Stated problem = Retype all of the data exactly as given.
** START Extracted data **
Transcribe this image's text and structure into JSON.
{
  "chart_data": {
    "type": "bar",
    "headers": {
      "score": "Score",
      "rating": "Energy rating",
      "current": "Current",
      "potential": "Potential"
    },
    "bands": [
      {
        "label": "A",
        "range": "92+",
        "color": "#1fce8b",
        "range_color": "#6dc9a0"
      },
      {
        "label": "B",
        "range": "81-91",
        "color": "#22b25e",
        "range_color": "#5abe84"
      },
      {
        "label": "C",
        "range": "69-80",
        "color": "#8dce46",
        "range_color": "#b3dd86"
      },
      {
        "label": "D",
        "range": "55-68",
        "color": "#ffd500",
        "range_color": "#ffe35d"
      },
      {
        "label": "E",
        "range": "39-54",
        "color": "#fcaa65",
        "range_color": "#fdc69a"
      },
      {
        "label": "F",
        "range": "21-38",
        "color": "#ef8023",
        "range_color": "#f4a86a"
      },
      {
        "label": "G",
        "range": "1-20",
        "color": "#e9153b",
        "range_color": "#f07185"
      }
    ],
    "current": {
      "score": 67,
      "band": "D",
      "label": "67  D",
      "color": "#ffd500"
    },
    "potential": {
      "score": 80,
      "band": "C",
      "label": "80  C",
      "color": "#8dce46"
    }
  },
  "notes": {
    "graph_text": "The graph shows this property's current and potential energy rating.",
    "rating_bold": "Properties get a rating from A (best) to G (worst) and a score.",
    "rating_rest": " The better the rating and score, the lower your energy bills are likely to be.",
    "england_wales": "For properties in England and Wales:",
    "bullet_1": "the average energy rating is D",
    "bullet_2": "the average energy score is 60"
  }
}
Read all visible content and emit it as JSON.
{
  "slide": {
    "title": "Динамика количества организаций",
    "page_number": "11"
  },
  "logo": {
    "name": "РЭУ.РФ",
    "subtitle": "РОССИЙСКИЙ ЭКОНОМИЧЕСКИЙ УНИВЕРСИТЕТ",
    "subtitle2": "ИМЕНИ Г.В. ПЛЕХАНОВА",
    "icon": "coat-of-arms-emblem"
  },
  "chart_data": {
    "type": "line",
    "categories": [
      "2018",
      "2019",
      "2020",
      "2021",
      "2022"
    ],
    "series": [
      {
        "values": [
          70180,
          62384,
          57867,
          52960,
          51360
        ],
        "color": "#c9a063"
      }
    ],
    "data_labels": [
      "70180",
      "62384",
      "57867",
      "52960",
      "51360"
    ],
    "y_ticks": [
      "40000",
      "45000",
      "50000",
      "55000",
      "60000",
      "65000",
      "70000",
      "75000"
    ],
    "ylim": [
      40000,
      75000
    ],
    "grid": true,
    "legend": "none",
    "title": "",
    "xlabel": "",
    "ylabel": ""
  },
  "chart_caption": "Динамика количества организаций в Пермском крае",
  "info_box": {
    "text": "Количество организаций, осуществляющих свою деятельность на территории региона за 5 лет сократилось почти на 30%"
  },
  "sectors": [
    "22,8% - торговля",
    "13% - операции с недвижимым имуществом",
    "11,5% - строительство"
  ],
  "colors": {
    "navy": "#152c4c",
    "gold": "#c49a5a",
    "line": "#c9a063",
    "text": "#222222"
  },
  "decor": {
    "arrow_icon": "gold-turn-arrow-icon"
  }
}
** END Extracted data **
Written solution =
Transcribe this image's text and structure into JSON.
{
  "chart_data": {
    "type": "bar",
    "headers": {
      "score": "Score",
      "rating": "Energy rating",
      "current": "Current",
      "potential": "Potential"
    },
    "bands": [
      {
        "label": "A",
        "range": "92+",
        "color": "#1fce8b",
        "range_color": "#6dc9a0"
      },
      {
        "label": "B",
        "range": "81-91",
        "color": "#22b25e",
        "range_color": "#5abe84"
      },
      {
        "label": "C",
        "range": "69-80",
        "color": "#8dce46",
        "range_color": "#b3dd86"
      },
      {
        "label": "D",
        "range": "55-68",
        "color": "#ffd500",
        "range_color": "#ffe35d"
      },
      {
        "label": "E",
        "range": "39-54",
        "color": "#fcaa65",
        "range_color": "#fdc69a"
      },
      {
        "label": "F",
        "range": "21-38",
        "color": "#ef8023",
        "range_color": "#f4a86a"
      },
      {
        "label": "G",
        "range": "1-20",
        "color": "#e9153b",
        "range_color": "#f07185"
      }
    ],
    "current": {
      "score": 67,
      "band": "D",
      "label": "67  D",
      "color": "#ffd500"
    },
    "potential": {
      "score": 80,
      "band": "C",
      "label": "80  C",
      "color": "#8dce46"
    }
  },
  "notes": {
    "graph_text": "The graph shows this property's current and potential energy rating.",
    "rating_bold": "Properties get a rating from A (best) to G (worst) and a score.",
    "rating_rest": " The better the rating and score, the lower your energy bills are likely to be.",
    "england_wales": "For properties in England and Wales:",
    "bullet_1": "the average energy rating is D",
    "bullet_2": "the average energy score is 60"
  }
}
Read all visible content and emit it as JSON.
{
  "slide": {
    "title": "Динамика количества организаций",
    "page_number": "11"
  },
  "logo": {
    "name": "РЭУ.РФ",
    "subtitle": "РОССИЙСКИЙ ЭКОНОМИЧЕСКИЙ УНИВЕРСИТЕТ",
    "subtitle2": "ИМЕНИ Г.В. ПЛЕХАНОВА",
    "icon": "coat-of-arms-emblem"
  },
  "chart_data": {
    "type": "line",
    "categories": [
      "2018",
      "2019",
      "2020",
      "2021",
      "2022"
    ],
    "series": [
      {
        "values": [
          70180,
          62384,
          57867,
          52960,
          51360
        ],
        "color": "#c9a063"
      }
    ],
    "data_labels": [
      "70180",
      "62384",
      "57867",
      "52960",
      "51360"
    ],
    "y_ticks": [
      "40000",
      "45000",
      "50000",
      "55000",
      "60000",
      "65000",
      "70000",
      "75000"
    ],
    "ylim": [
      40000,
      75000
    ],
    "grid": true,
    "legend": "none",
    "title": "",
    "xlabel": "",
    "ylabel": ""
  },
  "chart_caption": "Динамика количества организаций в Пермском крае",
  "info_box": {
    "text": "Количество организаций, осуществляющих свою деятельность на территории региона за 5 лет сократилось почти на 30%"
  },
  "sectors": [
    "22,8% - торговля",
    "13% - операции с недвижимым имуществом",
    "11,5% - строительство"
  ],
  "colors": {
    "navy": "#152c4c",
    "gold": "#c49a5a",
    "line": "#c9a063",
    "text": "#222222"
  },
  "decor": {
    "arrow_icon": "gold-turn-arrow-icon"
  }
}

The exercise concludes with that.